Repeat the material below exactly, line for line.

>> Begin Records to use

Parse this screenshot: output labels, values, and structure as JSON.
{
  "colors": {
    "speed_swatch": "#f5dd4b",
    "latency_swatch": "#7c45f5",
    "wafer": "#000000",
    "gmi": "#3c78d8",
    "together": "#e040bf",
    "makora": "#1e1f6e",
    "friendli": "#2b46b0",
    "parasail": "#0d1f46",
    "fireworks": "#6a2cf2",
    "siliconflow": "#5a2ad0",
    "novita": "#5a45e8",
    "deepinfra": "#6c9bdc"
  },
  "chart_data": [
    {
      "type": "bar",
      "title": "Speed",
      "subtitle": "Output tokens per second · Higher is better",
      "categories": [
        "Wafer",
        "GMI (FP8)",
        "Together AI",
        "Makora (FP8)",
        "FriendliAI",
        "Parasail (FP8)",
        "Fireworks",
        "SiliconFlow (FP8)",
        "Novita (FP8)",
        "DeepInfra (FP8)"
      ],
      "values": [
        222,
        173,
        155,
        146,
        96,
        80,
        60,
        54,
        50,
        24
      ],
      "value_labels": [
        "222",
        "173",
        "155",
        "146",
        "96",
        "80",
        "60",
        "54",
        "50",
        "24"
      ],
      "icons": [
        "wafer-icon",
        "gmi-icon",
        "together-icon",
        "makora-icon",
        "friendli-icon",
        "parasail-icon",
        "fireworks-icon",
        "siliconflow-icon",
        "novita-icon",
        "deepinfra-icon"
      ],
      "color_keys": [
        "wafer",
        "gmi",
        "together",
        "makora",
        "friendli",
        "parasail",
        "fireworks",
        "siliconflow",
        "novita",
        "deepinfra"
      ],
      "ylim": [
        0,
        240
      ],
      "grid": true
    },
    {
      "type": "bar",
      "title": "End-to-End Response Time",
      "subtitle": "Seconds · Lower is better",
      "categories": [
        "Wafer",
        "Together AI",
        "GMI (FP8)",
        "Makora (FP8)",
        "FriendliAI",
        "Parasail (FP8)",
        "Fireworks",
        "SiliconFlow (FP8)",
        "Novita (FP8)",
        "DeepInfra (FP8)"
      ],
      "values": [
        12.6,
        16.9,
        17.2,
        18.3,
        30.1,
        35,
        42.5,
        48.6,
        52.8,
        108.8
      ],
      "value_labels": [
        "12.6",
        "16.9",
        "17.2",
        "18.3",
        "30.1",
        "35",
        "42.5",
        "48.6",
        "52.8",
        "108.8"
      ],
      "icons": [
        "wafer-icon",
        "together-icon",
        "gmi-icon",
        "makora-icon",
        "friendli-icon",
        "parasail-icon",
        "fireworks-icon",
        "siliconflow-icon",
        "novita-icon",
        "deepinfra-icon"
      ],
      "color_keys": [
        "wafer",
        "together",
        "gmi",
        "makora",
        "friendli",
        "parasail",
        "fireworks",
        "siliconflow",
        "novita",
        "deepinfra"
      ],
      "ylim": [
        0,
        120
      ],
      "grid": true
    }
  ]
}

>> End Records to use

Correct output:
Parse this screenshot: output labels, values, and structure as JSON.
{
  "colors": {
    "speed_swatch": "#f5dd4b",
    "latency_swatch": "#7c45f5",
    "wafer": "#000000",
    "gmi": "#3c78d8",
    "together": "#e040bf",
    "makora": "#1e1f6e",
    "friendli": "#2b46b0",
    "parasail": "#0d1f46",
    "fireworks": "#6a2cf2",
    "siliconflow": "#5a2ad0",
    "novita": "#5a45e8",
    "deepinfra": "#6c9bdc"
  },
  "chart_data": [
    {
      "type": "bar",
      "title": "Speed",
      "subtitle": "Output tokens per second · Higher is better",
      "categories": [
        "Wafer",
        "GMI (FP8)",
        "Together AI",
        "Makora (FP8)",
        "FriendliAI",
        "Parasail (FP8)",
        "Fireworks",
        "SiliconFlow (FP8)",
        "Novita (FP8)",
        "DeepInfra (FP8)"
      ],
      "values": [
        222,
        173,
        155,
        146,
        96,
        80,
        60,
        54,
        50,
        24
      ],
      "value_labels": [
        "222",
        "173",
        "155",
        "146",
        "96",
        "80",
        "60",
        "54",
        "50",
        "24"
      ],
      "icons": [
        "wafer-icon",
        "gmi-icon",
        "together-icon",
        "makora-icon",
        "friendli-icon",
        "parasail-icon",
        "fireworks-icon",
        "siliconflow-icon",
        "novita-icon",
        "deepinfra-icon"
      ],
      "color_keys": [
        "wafer",
        "gmi",
        "together",
        "makora",
        "friendli",
        "parasail",
        "fireworks",
        "siliconflow",
        "novita",
        "deepinfra"
      ],
      "ylim": [
        0,
        240
      ],
      "grid": true
    },
    {
      "type": "bar",
      "title": "End-to-End Response Time",
      "subtitle": "Seconds · Lower is better",
      "categories": [
        "Wafer",
        "Together AI",
        "GMI (FP8)",
        "Makora (FP8)",
        "FriendliAI",
        "Parasail (FP8)",
        "Fireworks",
        "SiliconFlow (FP8)",
        "Novita (FP8)",
        "DeepInfra (FP8)"
      ],
      "values": [
        12.6,
        16.9,
        17.2,
        18.3,
        30.1,
        35,
        42.5,
        48.6,
        52.8,
        108.8
      ],
      "value_labels": [
        "12.6",
        "16.9",
        "17.2",
        "18.3",
        "30.1",
        "35",
        "42.5",
        "48.6",
        "52.8",
        "108.8"
      ],
      "icons": [
        "wafer-icon",
        "together-icon",
        "gmi-icon",
        "makora-icon",
        "friendli-icon",
        "parasail-icon",
        "fireworks-icon",
        "siliconflow-icon",
        "novita-icon",
        "deepinfra-icon"
      ],
      "color_keys": [
        "wafer",
        "together",
        "gmi",
        "makora",
        "friendli",
        "parasail",
        "fireworks",
        "siliconflow",
        "novita",
        "deepinfra"
      ],
      "ylim": [
        0,
        120
      ],
      "grid": true
    }
  ]
}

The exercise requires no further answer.